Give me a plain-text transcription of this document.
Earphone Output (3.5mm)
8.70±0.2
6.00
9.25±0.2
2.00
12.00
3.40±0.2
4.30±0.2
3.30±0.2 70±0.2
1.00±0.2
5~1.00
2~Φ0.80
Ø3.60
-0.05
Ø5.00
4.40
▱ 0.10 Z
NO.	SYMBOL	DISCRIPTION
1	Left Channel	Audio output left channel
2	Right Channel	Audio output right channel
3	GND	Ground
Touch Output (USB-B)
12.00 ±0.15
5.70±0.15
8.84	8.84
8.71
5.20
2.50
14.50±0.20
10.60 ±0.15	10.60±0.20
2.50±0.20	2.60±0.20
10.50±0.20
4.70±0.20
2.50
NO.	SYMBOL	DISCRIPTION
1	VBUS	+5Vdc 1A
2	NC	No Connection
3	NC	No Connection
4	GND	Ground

:::

**What you will do:**
Quote every entry exactly.

**Result:**
Give me a plain-text transcription of this document.
Earphone Output (3.5mm)
8.70±0.2
6.00
9.25±0.2
2.00
12.00
3.40±0.2
4.30±0.2
3.30±0.2 70±0.2
1.00±0.2
5~1.00
2~Φ0.80
Ø3.60
-0.05
Ø5.00
4.40
▱ 0.10 Z
NO.	SYMBOL	DISCRIPTION
1	Left Channel	Audio output left channel
2	Right Channel	Audio output right channel
3	GND	Ground
Touch Output (USB-B)
12.00 ±0.15
5.70±0.15
8.84	8.84
8.71
5.20
2.50
14.50±0.20
10.60 ±0.15	10.60±0.20
2.50±0.20	2.60±0.20
10.50±0.20
4.70±0.20
2.50
NO.	SYMBOL	DISCRIPTION
1	VBUS	+5Vdc 1A
2	NC	No Connection
3	NC	No Connection
4	GND	Ground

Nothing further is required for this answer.